» **TASK DESCRIPTION**: Transcribe the whole listing without a single picture.

» **MATERIAL PROVIDED**:
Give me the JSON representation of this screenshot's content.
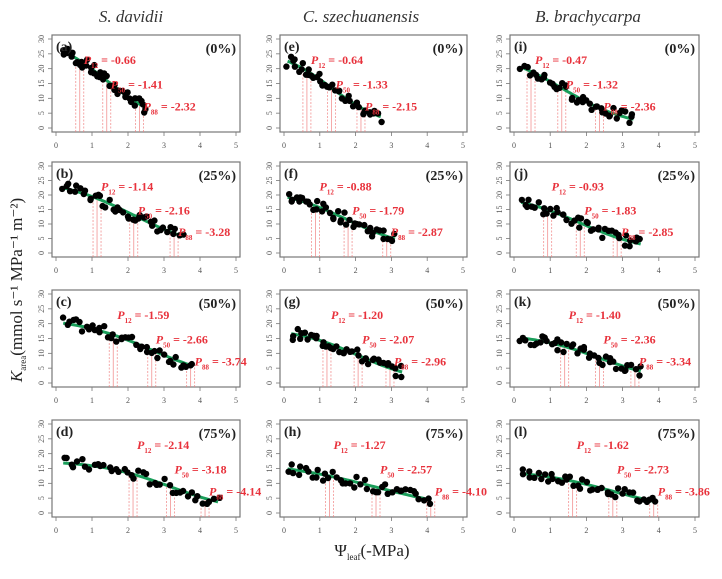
{
  "chart_data": {
    "type": "scatter",
    "layout": "grid-4-rows-3-cols",
    "column_titles": [
      "S. davidii",
      "C. szechuanensis",
      "B. brachycarpa"
    ],
    "row_treatments": [
      "(0%)",
      "(25%)",
      "(50%)",
      "(75%)"
    ],
    "xlabel_main": "Ψ",
    "xlabel_sub": "leaf",
    "xlabel_unit": "(-MPa)",
    "ylabel_main": "K",
    "ylabel_sub": "area",
    "ylabel_unit": "(mmol s⁻¹ MPa⁻¹ m⁻²)",
    "xlim": [
      0,
      5
    ],
    "ylim": [
      0,
      30
    ],
    "xticks": [
      0,
      1,
      2,
      3,
      4,
      5
    ],
    "yticks": [
      0,
      5,
      10,
      15,
      20,
      25,
      30
    ],
    "colors": {
      "points": "#000000",
      "fit": "#1a9e5a",
      "p_lines": "#f08080",
      "p_text": "#e8323c"
    },
    "panels": [
      {
        "id": "a",
        "col": 0,
        "row": 0,
        "letter": "(a)",
        "treatment": "(0%)",
        "kmax": 27,
        "P12": -0.66,
        "P50": -1.41,
        "P88": -2.32,
        "xmin": 0.2,
        "xmax": 2.5
      },
      {
        "id": "b",
        "col": 0,
        "row": 1,
        "letter": "(b)",
        "treatment": "(25%)",
        "kmax": 23,
        "P12": -1.14,
        "P50": -2.16,
        "P88": -3.28,
        "xmin": 0.2,
        "xmax": 3.5
      },
      {
        "id": "c",
        "col": 0,
        "row": 2,
        "letter": "(c)",
        "treatment": "(50%)",
        "kmax": 20.5,
        "P12": -1.59,
        "P50": -2.66,
        "P88": -3.74,
        "xmin": 0.2,
        "xmax": 3.8
      },
      {
        "id": "d",
        "col": 0,
        "row": 3,
        "letter": "(d)",
        "treatment": "(75%)",
        "kmax": 17,
        "P12": -2.14,
        "P50": -3.18,
        "P88": -4.14,
        "xmin": 0.2,
        "xmax": 4.5
      },
      {
        "id": "e",
        "col": 1,
        "row": 0,
        "letter": "(e)",
        "treatment": "(0%)",
        "kmax": 23,
        "P12": -0.64,
        "P50": -1.33,
        "P88": -2.15,
        "xmin": 0.1,
        "xmax": 2.7
      },
      {
        "id": "f",
        "col": 1,
        "row": 1,
        "letter": "(f)",
        "treatment": "(25%)",
        "kmax": 19.5,
        "P12": -0.88,
        "P50": -1.79,
        "P88": -2.87,
        "xmin": 0.1,
        "xmax": 3.1
      },
      {
        "id": "g",
        "col": 1,
        "row": 2,
        "letter": "(g)",
        "treatment": "(50%)",
        "kmax": 17,
        "P12": -1.2,
        "P50": -2.07,
        "P88": -2.96,
        "xmin": 0.2,
        "xmax": 3.3
      },
      {
        "id": "h",
        "col": 1,
        "row": 3,
        "letter": "(h)",
        "treatment": "(75%)",
        "kmax": 15,
        "P12": -1.27,
        "P50": -2.57,
        "P88": -4.1,
        "xmin": 0.1,
        "xmax": 4.1
      },
      {
        "id": "i",
        "col": 2,
        "row": 0,
        "letter": "(i)",
        "treatment": "(0%)",
        "kmax": 21.5,
        "P12": -0.47,
        "P50": -1.32,
        "P88": -2.36,
        "xmin": 0.2,
        "xmax": 3.3
      },
      {
        "id": "j",
        "col": 2,
        "row": 1,
        "letter": "(j)",
        "treatment": "(25%)",
        "kmax": 18,
        "P12": -0.93,
        "P50": -1.83,
        "P88": -2.85,
        "xmin": 0.2,
        "xmax": 3.5
      },
      {
        "id": "k",
        "col": 2,
        "row": 2,
        "letter": "(k)",
        "treatment": "(50%)",
        "kmax": 15.5,
        "P12": -1.4,
        "P50": -2.36,
        "P88": -3.34,
        "xmin": 0.2,
        "xmax": 3.5
      },
      {
        "id": "l",
        "col": 2,
        "row": 3,
        "letter": "(l)",
        "treatment": "(75%)",
        "kmax": 13.5,
        "P12": -1.62,
        "P50": -2.73,
        "P88": -3.86,
        "xmin": 0.2,
        "xmax": 3.9
      }
    ]
  }
}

» **ANSWER TO THE PROBLEM**:
Give me the JSON representation of this screenshot's content.
{
  "chart_data": {
    "type": "scatter",
    "layout": "grid-4-rows-3-cols",
    "column_titles": [
      "S. davidii",
      "C. szechuanensis",
      "B. brachycarpa"
    ],
    "row_treatments": [
      "(0%)",
      "(25%)",
      "(50%)",
      "(75%)"
    ],
    "xlabel_main": "Ψ",
    "xlabel_sub": "leaf",
    "xlabel_unit": "(-MPa)",
    "ylabel_main": "K",
    "ylabel_sub": "area",
    "ylabel_unit": "(mmol s⁻¹ MPa⁻¹ m⁻²)",
    "xlim": [
      0,
      5
    ],
    "ylim": [
      0,
      30
    ],
    "xticks": [
      0,
      1,
      2,
      3,
      4,
      5
    ],
    "yticks": [
      0,
      5,
      10,
      15,
      20,
      25,
      30
    ],
    "colors": {
      "points": "#000000",
      "fit": "#1a9e5a",
      "p_lines": "#f08080",
      "p_text": "#e8323c"
    },
    "panels": [
      {
        "id": "a",
        "col": 0,
        "row": 0,
        "letter": "(a)",
        "treatment": "(0%)",
        "kmax": 27,
        "P12": -0.66,
        "P50": -1.41,
        "P88": -2.32,
        "xmin": 0.2,
        "xmax": 2.5
      },
      {
        "id": "b",
        "col": 0,
        "row": 1,
        "letter": "(b)",
        "treatment": "(25%)",
        "kmax": 23,
        "P12": -1.14,
        "P50": -2.16,
        "P88": -3.28,
        "xmin": 0.2,
        "xmax": 3.5
      },
      {
        "id": "c",
        "col": 0,
        "row": 2,
        "letter": "(c)",
        "treatment": "(50%)",
        "kmax": 20.5,
        "P12": -1.59,
        "P50": -2.66,
        "P88": -3.74,
        "xmin": 0.2,
        "xmax": 3.8
      },
      {
        "id": "d",
        "col": 0,
        "row": 3,
        "letter": "(d)",
        "treatment": "(75%)",
        "kmax": 17,
        "P12": -2.14,
        "P50": -3.18,
        "P88": -4.14,
        "xmin": 0.2,
        "xmax": 4.5
      },
      {
        "id": "e",
        "col": 1,
        "row": 0,
        "letter": "(e)",
        "treatment": "(0%)",
        "kmax": 23,
        "P12": -0.64,
        "P50": -1.33,
        "P88": -2.15,
        "xmin": 0.1,
        "xmax": 2.7
      },
      {
        "id": "f",
        "col": 1,
        "row": 1,
        "letter": "(f)",
        "treatment": "(25%)",
        "kmax": 19.5,
        "P12": -0.88,
        "P50": -1.79,
        "P88": -2.87,
        "xmin": 0.1,
        "xmax": 3.1
      },
      {
        "id": "g",
        "col": 1,
        "row": 2,
        "letter": "(g)",
        "treatment": "(50%)",
        "kmax": 17,
        "P12": -1.2,
        "P50": -2.07,
        "P88": -2.96,
        "xmin": 0.2,
        "xmax": 3.3
      },
      {
        "id": "h",
        "col": 1,
        "row": 3,
        "letter": "(h)",
        "treatment": "(75%)",
        "kmax": 15,
        "P12": -1.27,
        "P50": -2.57,
        "P88": -4.1,
        "xmin": 0.1,
        "xmax": 4.1
      },
      {
        "id": "i",
        "col": 2,
        "row": 0,
        "letter": "(i)",
        "treatment": "(0%)",
        "kmax": 21.5,
        "P12": -0.47,
        "P50": -1.32,
        "P88": -2.36,
        "xmin": 0.2,
        "xmax": 3.3
      },
      {
        "id": "j",
        "col": 2,
        "row": 1,
        "letter": "(j)",
        "treatment": "(25%)",
        "kmax": 18,
        "P12": -0.93,
        "P50": -1.83,
        "P88": -2.85,
        "xmin": 0.2,
        "xmax": 3.5
      },
      {
        "id": "k",
        "col": 2,
        "row": 2,
        "letter": "(k)",
        "treatment": "(50%)",
        "kmax": 15.5,
        "P12": -1.4,
        "P50": -2.36,
        "P88": -3.34,
        "xmin": 0.2,
        "xmax": 3.5
      },
      {
        "id": "l",
        "col": 2,
        "row": 3,
        "letter": "(l)",
        "treatment": "(75%)",
        "kmax": 13.5,
        "P12": -1.62,
        "P50": -2.73,
        "P88": -3.86,
        "xmin": 0.2,
        "xmax": 3.9
      }
    ]
  }
}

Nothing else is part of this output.